-- BEGIN --

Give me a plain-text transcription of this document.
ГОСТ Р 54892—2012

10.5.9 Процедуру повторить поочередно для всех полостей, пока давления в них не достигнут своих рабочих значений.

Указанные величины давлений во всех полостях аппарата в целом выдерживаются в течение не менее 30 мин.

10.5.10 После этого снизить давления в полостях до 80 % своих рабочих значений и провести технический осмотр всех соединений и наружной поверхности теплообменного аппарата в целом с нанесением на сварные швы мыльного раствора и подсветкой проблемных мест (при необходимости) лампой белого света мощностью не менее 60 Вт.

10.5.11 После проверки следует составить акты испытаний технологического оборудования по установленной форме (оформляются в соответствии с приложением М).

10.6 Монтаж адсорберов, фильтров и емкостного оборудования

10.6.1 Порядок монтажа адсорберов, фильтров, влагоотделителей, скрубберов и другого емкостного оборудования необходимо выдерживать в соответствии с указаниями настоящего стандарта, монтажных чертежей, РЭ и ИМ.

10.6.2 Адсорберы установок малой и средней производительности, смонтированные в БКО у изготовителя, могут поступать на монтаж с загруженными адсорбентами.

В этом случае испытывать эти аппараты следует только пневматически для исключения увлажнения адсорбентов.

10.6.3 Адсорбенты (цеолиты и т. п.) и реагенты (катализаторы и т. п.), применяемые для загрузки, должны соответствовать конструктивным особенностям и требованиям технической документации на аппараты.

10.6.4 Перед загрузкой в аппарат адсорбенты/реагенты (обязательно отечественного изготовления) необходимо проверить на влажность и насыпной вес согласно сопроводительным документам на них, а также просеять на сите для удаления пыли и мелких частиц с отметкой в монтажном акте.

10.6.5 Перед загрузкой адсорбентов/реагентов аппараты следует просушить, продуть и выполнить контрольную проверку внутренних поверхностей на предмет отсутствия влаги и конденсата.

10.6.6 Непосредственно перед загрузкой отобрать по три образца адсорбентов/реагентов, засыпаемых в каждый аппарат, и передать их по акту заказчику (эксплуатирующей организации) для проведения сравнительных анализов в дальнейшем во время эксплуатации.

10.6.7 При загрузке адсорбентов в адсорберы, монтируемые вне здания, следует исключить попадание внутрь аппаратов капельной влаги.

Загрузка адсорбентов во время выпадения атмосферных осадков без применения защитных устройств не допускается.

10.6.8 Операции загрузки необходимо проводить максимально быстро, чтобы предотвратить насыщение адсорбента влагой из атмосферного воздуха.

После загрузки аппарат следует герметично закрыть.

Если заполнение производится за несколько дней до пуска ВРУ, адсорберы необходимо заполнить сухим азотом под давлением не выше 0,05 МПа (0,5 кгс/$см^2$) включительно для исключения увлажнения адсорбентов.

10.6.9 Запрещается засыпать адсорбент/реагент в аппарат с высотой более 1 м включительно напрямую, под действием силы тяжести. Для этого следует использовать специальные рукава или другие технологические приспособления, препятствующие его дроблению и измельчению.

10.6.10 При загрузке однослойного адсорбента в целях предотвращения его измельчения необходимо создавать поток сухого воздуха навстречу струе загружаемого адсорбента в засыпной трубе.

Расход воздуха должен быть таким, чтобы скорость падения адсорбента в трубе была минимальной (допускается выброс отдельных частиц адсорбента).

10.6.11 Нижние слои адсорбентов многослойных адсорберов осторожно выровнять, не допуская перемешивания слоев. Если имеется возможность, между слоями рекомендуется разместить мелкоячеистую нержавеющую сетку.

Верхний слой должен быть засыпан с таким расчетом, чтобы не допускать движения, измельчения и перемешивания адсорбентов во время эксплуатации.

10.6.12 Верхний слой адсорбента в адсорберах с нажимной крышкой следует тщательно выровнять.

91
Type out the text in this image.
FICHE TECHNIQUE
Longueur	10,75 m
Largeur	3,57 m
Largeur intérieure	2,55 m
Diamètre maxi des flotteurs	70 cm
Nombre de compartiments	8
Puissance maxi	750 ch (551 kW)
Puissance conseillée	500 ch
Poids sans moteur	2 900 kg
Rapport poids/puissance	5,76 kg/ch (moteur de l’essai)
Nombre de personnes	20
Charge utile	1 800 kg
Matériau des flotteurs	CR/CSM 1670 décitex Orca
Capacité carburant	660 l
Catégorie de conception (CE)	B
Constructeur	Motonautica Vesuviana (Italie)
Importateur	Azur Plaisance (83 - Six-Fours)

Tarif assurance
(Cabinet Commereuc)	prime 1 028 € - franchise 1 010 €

-- END --

TASK REQUIREMENTS ->
Within the material above, find the lines that contain the word "загрузке"; copy them.

FINISHED TASK ->
10.6.7 При загрузке адсорбентов в адсорберы, монтируемые вне здания, следует исключить попадание внутрь аппаратов капельной влаги.
10.6.10 При загрузке однослойного адсорбента в целях предотвращения его измельчения необходимо создавать поток сухого воздуха навстречу струе загружаемого адсорбента в засыпной трубе.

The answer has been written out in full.